Objective |
Quote the lines from the one containing "Patent image size: (1032, 1230)." through the one containing "The central bore 155 is at (462, 395).", including both of those lines, and reproduce them word for word.

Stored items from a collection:

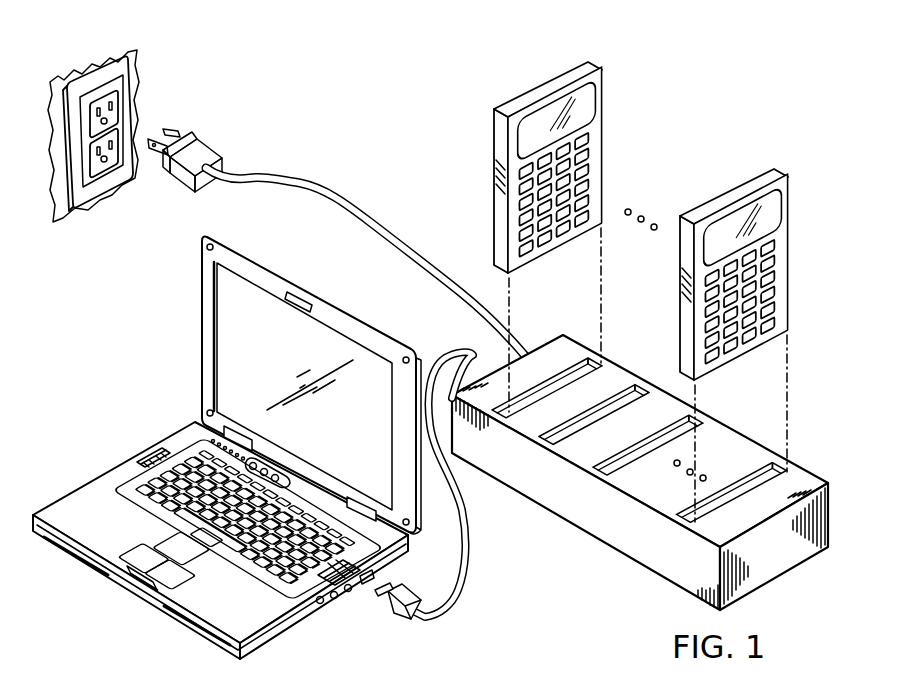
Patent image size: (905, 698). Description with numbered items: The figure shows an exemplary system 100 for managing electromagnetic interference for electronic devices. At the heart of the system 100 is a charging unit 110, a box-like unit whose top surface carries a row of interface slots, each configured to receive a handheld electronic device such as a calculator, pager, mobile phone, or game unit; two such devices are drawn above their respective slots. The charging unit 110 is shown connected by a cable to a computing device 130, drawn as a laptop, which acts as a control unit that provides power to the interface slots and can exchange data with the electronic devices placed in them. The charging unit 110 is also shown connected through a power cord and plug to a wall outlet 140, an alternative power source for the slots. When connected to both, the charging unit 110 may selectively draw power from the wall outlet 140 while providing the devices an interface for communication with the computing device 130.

The system 100 is at (746, 66).
The charging unit 110 is at (558, 505).
The computing device 130 is at (208, 333).
The wall outlet 140 is at (98, 68).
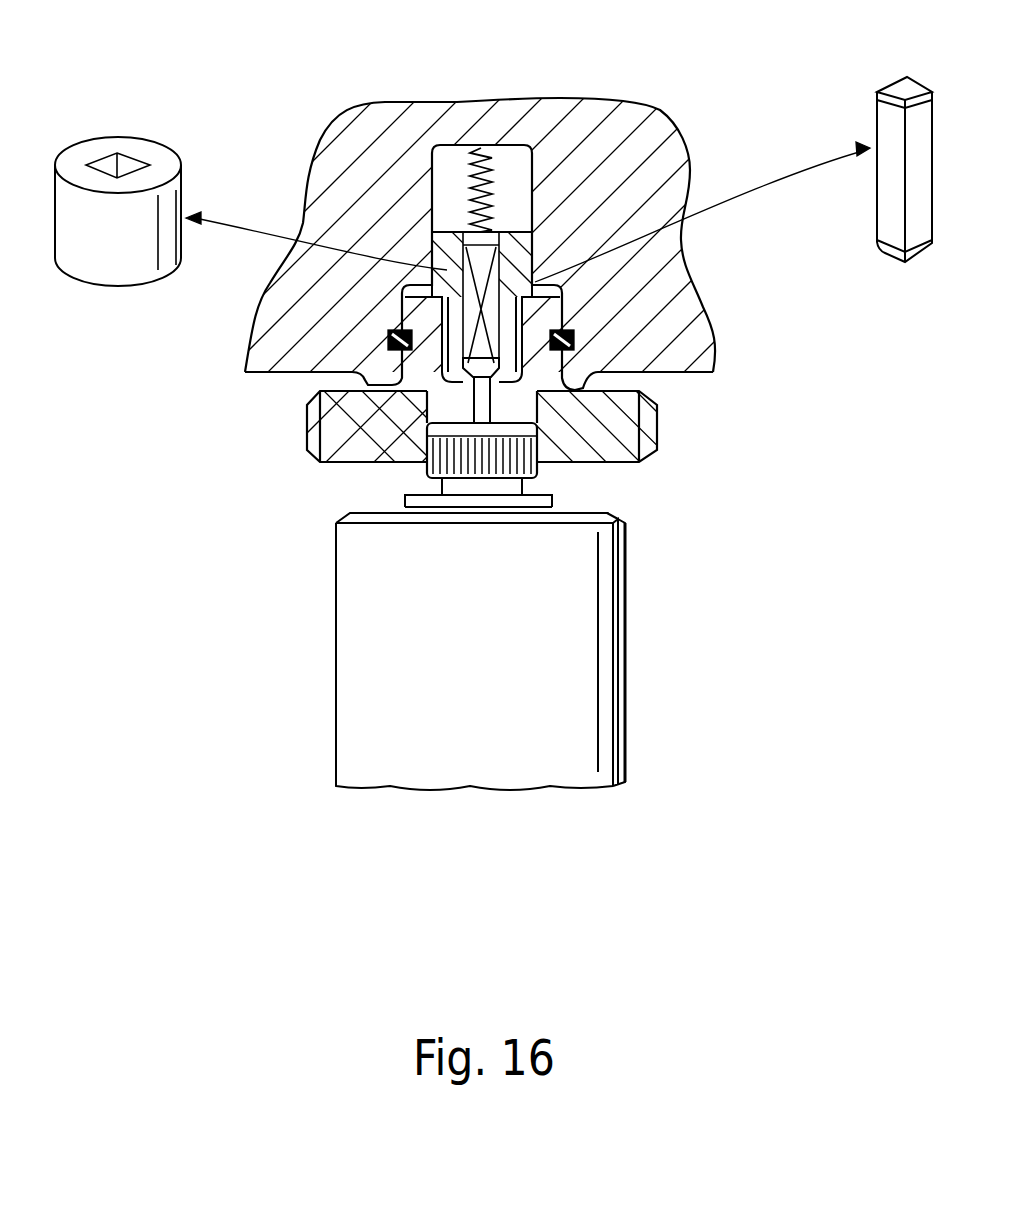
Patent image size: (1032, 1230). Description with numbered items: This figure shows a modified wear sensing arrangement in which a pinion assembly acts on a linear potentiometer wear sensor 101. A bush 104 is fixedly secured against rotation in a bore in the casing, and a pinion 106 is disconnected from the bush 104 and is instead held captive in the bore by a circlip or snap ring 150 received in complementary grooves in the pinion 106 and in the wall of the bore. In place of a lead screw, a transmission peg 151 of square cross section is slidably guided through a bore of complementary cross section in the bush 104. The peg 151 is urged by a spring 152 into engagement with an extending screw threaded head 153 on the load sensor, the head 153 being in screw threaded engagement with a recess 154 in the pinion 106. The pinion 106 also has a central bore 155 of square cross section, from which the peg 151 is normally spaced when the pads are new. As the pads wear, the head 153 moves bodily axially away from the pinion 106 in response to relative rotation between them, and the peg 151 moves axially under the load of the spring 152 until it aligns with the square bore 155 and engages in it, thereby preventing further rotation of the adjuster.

The linear potentiometer wear sensor 101 is at (545, 675).
The bush 104 is at (120, 263).
The pinion 106 is at (618, 425).
The circlip or snap ring 150 is at (388, 346).
The transmission peg 151 is at (483, 250).
The spring 152 is at (480, 150).
The screw threaded head 153 is at (503, 460).
The recess 154 is at (460, 440).
The central bore 155 is at (462, 395).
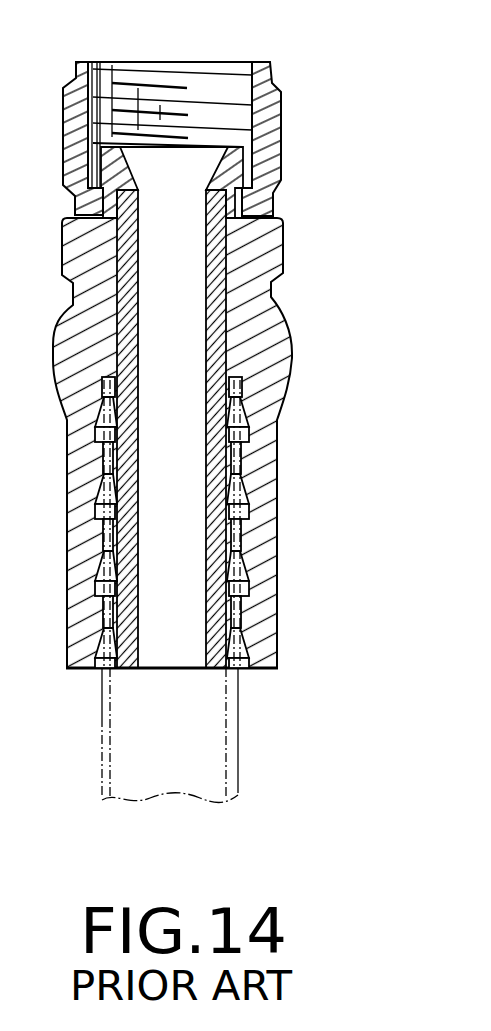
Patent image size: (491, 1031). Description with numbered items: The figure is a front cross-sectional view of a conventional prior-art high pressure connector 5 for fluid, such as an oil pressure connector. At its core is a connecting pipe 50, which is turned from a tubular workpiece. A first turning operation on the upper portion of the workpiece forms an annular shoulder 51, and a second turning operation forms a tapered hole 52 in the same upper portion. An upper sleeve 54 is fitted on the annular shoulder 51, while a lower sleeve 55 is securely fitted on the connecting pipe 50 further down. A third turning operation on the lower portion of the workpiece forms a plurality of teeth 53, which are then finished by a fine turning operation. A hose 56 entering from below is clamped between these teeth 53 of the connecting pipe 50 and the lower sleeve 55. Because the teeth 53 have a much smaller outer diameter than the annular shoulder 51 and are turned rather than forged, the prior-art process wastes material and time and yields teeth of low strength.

The high pressure connector 5 is at (327, 312).
The connecting pipe 50 is at (222, 275).
The annular shoulder 51 is at (255, 172).
The tapered hole 52 is at (222, 168).
The teeth 53 is at (217, 513).
The upper sleeve 54 is at (265, 127).
The lower sleeve 55 is at (278, 350).
The hose 56 is at (230, 725).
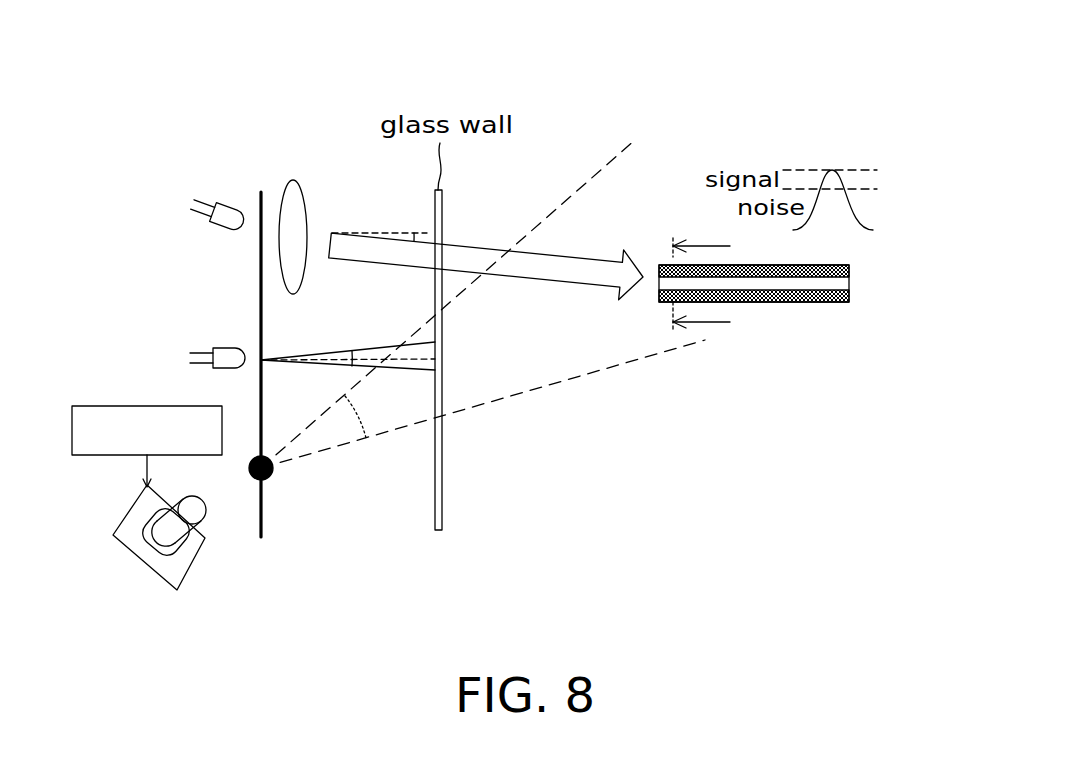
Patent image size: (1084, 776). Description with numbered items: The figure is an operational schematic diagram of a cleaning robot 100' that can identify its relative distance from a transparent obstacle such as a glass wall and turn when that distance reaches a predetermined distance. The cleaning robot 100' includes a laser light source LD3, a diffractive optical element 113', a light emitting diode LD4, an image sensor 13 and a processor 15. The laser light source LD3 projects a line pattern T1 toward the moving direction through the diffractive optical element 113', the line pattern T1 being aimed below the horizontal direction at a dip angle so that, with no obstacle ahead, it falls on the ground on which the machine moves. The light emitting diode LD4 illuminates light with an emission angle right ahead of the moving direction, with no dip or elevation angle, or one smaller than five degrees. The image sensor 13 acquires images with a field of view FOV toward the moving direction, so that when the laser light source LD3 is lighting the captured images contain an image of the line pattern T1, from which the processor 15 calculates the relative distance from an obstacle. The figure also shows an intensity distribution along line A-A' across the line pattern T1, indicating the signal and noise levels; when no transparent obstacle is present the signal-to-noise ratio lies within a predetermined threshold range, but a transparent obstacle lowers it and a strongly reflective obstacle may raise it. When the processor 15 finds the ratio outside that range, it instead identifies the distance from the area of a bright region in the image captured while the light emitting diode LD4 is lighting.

The cleaning robot 100' is at (223, 282).
The diffractive optical element 113' is at (303, 193).
The laser light source LD3 is at (218, 205).
The light emitting diode LD4 is at (216, 342).
The line pattern T1 is at (895, 258).
The field of view FOV is at (483, 304).
The end point of line A- A' is at (716, 248).
The end point of line A-A' A is at (713, 320).
The processor 15 is at (110, 406).
The image sensor 13 is at (188, 577).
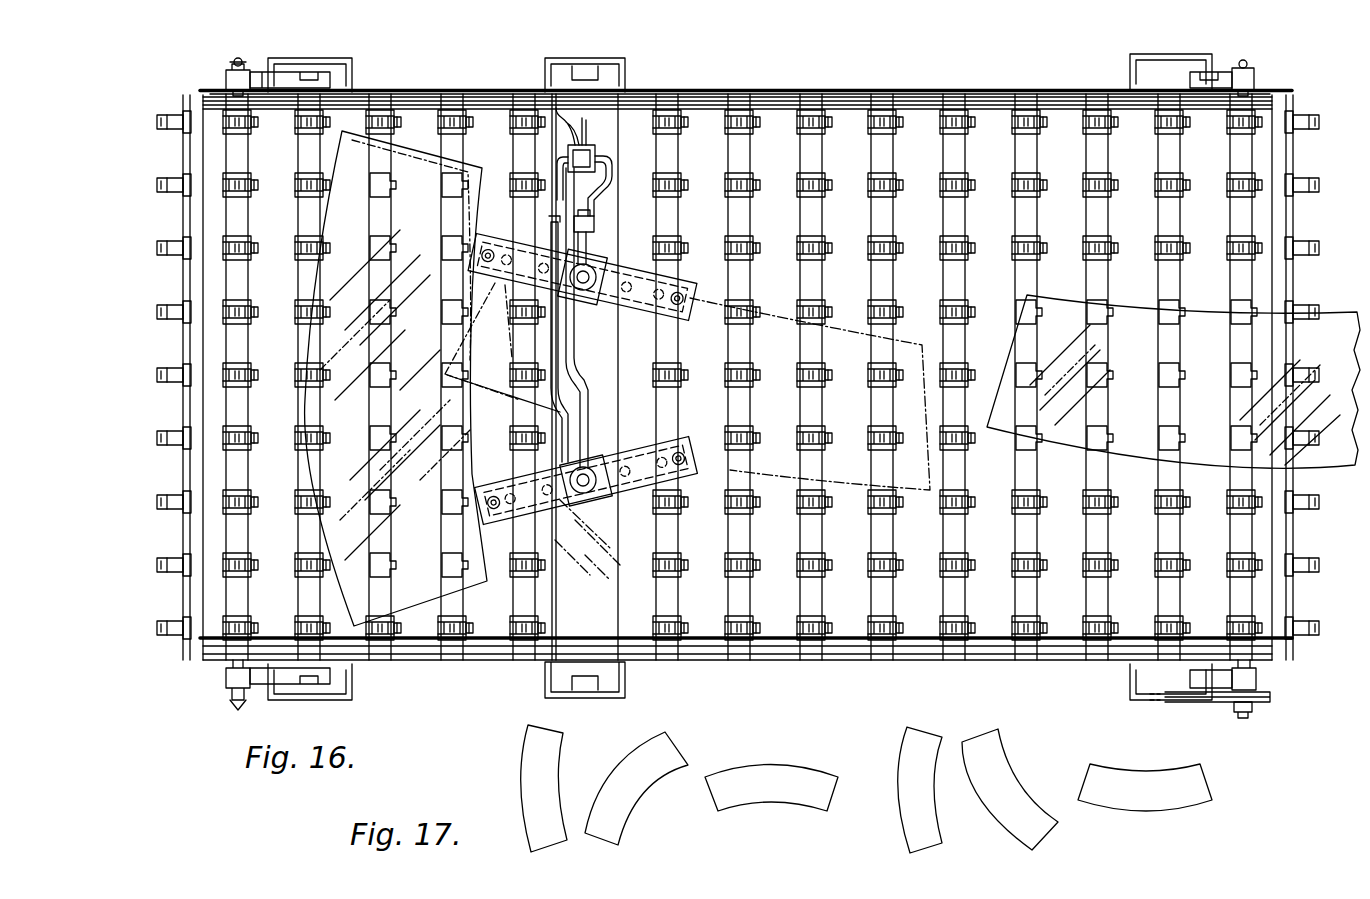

Full output |
Patent image size: (1032, 1230). Description with numbered items: This figure shows a modified wear sensing arrangement in which a pinion assembly acts on a linear potentiometer wear sensor 101. A bush 104 is fixedly secured against rotation in a bore in the casing, and a pinion 106 is disconnected from the bush 104 and is instead held captive in the bore by a circlip or snap ring 150 received in complementary grooves in the pinion 106 and in the wall of the bore. In place of a lead screw, a transmission peg 151 of square cross section is slidably guided through a bore of complementary cross section in the bush 104. The peg 151 is urged by a spring 152 into engagement with an extending screw threaded head 153 on the load sensor, the head 153 being in screw threaded engagement with a recess 154 in the pinion 106. The pinion 106 also has a central bore 155 of square cross section, from which the peg 151 is normally spaced when the pads are new. As the pads wear, the head 153 moves bodily axially away from the pinion 106 in response to relative rotation between them, and the peg 151 moves axially under the load of the spring 152 until it aligns with the square bore 155 and engages in it, thereby preventing further rotation of the adjuster.

The linear potentiometer wear sensor 101 is at (545, 675).
The bush 104 is at (120, 263).
The pinion 106 is at (618, 425).
The circlip or snap ring 150 is at (388, 346).
The transmission peg 151 is at (483, 250).
The spring 152 is at (480, 150).
The screw threaded head 153 is at (503, 460).
The recess 154 is at (460, 440).
The central bore 155 is at (462, 395).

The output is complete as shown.